Dataset excerpt:
----------------------------------------
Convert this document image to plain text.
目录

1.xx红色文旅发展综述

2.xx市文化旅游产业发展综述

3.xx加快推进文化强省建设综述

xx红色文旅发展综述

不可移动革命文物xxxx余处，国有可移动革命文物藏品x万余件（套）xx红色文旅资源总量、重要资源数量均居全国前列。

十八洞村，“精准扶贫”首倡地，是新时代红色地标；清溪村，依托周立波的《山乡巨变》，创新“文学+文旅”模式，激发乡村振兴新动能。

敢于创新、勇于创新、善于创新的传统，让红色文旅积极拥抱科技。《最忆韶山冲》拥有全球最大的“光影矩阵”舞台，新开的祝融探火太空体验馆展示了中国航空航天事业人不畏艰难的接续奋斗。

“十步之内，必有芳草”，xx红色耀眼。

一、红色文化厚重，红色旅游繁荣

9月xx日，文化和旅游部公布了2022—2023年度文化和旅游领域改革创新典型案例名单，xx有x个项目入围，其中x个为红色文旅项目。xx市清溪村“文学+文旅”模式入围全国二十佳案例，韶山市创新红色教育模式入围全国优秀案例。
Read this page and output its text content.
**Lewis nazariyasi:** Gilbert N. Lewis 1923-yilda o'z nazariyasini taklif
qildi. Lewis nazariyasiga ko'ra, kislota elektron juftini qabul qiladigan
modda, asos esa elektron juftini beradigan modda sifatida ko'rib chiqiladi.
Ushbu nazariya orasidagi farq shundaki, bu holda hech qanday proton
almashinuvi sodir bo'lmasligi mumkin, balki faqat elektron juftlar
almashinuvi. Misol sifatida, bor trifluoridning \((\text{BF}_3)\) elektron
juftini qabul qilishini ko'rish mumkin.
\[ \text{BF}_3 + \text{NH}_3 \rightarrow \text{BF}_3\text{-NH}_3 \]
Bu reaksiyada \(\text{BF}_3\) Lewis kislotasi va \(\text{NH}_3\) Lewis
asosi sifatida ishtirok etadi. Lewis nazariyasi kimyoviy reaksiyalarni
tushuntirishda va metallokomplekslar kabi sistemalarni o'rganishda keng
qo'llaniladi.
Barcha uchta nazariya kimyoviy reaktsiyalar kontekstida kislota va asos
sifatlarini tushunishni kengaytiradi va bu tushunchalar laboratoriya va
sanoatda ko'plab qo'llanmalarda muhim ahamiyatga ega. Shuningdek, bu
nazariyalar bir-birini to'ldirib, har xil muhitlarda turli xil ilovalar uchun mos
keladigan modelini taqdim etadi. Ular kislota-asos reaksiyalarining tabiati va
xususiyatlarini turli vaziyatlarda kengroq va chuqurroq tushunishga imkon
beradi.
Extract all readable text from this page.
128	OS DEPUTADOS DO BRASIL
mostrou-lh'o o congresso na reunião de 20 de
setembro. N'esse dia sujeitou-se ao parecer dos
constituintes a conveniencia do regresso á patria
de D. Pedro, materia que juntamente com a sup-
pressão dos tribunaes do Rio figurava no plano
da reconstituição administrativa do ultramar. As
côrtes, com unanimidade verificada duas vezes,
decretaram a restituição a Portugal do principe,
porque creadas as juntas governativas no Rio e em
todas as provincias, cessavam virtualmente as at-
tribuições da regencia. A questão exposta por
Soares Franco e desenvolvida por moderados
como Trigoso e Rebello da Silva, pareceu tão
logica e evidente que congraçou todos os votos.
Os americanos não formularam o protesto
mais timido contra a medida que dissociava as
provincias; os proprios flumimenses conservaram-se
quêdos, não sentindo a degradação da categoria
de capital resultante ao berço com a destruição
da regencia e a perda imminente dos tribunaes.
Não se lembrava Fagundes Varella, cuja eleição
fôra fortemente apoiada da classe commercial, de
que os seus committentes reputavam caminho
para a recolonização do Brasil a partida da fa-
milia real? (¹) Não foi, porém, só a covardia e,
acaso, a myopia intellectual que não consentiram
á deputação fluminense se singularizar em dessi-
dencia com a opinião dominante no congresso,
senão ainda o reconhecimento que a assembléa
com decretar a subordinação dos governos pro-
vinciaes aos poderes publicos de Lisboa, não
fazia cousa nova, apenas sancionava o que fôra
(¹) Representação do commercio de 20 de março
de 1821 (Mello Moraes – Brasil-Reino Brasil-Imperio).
----------------------------------------
Take the entries above and transcribe them exactly.

Convert this document image to plain text.
目录

1.xx红色文旅发展综述

2.xx市文化旅游产业发展综述

3.xx加快推进文化强省建设综述

xx红色文旅发展综述

不可移动革命文物xxxx余处，国有可移动革命文物藏品x万余件（套）xx红色文旅资源总量、重要资源数量均居全国前列。

十八洞村，“精准扶贫”首倡地，是新时代红色地标；清溪村，依托周立波的《山乡巨变》，创新“文学+文旅”模式，激发乡村振兴新动能。

敢于创新、勇于创新、善于创新的传统，让红色文旅积极拥抱科技。《最忆韶山冲》拥有全球最大的“光影矩阵”舞台，新开的祝融探火太空体验馆展示了中国航空航天事业人不畏艰难的接续奋斗。

“十步之内，必有芳草”，xx红色耀眼。

一、红色文化厚重，红色旅游繁荣

9月xx日，文化和旅游部公布了2022—2023年度文化和旅游领域改革创新典型案例名单，xx有x个项目入围，其中x个为红色文旅项目。xx市清溪村“文学+文旅”模式入围全国二十佳案例，韶山市创新红色教育模式入围全国优秀案例。
Read this page and output its text content.
**Lewis nazariyasi:** Gilbert N. Lewis 1923-yilda o'z nazariyasini taklif
qildi. Lewis nazariyasiga ko'ra, kislota elektron juftini qabul qiladigan
modda, asos esa elektron juftini beradigan modda sifatida ko'rib chiqiladi.
Ushbu nazariya orasidagi farq shundaki, bu holda hech qanday proton
almashinuvi sodir bo'lmasligi mumkin, balki faqat elektron juftlar
almashinuvi. Misol sifatida, bor trifluoridning \((\text{BF}_3)\) elektron
juftini qabul qilishini ko'rish mumkin.
\[ \text{BF}_3 + \text{NH}_3 \rightarrow \text{BF}_3\text{-NH}_3 \]
Bu reaksiyada \(\text{BF}_3\) Lewis kislotasi va \(\text{NH}_3\) Lewis
asosi sifatida ishtirok etadi. Lewis nazariyasi kimyoviy reaksiyalarni
tushuntirishda va metallokomplekslar kabi sistemalarni o'rganishda keng
qo'llaniladi.
Barcha uchta nazariya kimyoviy reaktsiyalar kontekstida kislota va asos
sifatlarini tushunishni kengaytiradi va bu tushunchalar laboratoriya va
sanoatda ko'plab qo'llanmalarda muhim ahamiyatga ega. Shuningdek, bu
nazariyalar bir-birini to'ldirib, har xil muhitlarda turli xil ilovalar uchun mos
keladigan modelini taqdim etadi. Ular kislota-asos reaksiyalarining tabiati va
xususiyatlarini turli vaziyatlarda kengroq va chuqurroq tushunishga imkon
beradi.
Extract all readable text from this page.
128	OS DEPUTADOS DO BRASIL
mostrou-lh'o o congresso na reunião de 20 de
setembro. N'esse dia sujeitou-se ao parecer dos
constituintes a conveniencia do regresso á patria
de D. Pedro, materia que juntamente com a sup-
pressão dos tribunaes do Rio figurava no plano
da reconstituição administrativa do ultramar. As
côrtes, com unanimidade verificada duas vezes,
decretaram a restituição a Portugal do principe,
porque creadas as juntas governativas no Rio e em
todas as provincias, cessavam virtualmente as at-
tribuições da regencia. A questão exposta por
Soares Franco e desenvolvida por moderados
como Trigoso e Rebello da Silva, pareceu tão
logica e evidente que congraçou todos os votos.
Os americanos não formularam o protesto
mais timido contra a medida que dissociava as
provincias; os proprios flumimenses conservaram-se
quêdos, não sentindo a degradação da categoria
de capital resultante ao berço com a destruição
da regencia e a perda imminente dos tribunaes.
Não se lembrava Fagundes Varella, cuja eleição
fôra fortemente apoiada da classe commercial, de
que os seus committentes reputavam caminho
para a recolonização do Brasil a partida da fa-
milia real? (¹) Não foi, porém, só a covardia e,
acaso, a myopia intellectual que não consentiram
á deputação fluminense se singularizar em dessi-
dencia com a opinião dominante no congresso,
senão ainda o reconhecimento que a assembléa
com decretar a subordinação dos governos pro-
vinciaes aos poderes publicos de Lisboa, não
fazia cousa nova, apenas sancionava o que fôra
(¹) Representação do commercio de 20 de março
de 1821 (Mello Moraes – Brasil-Reino Brasil-Imperio).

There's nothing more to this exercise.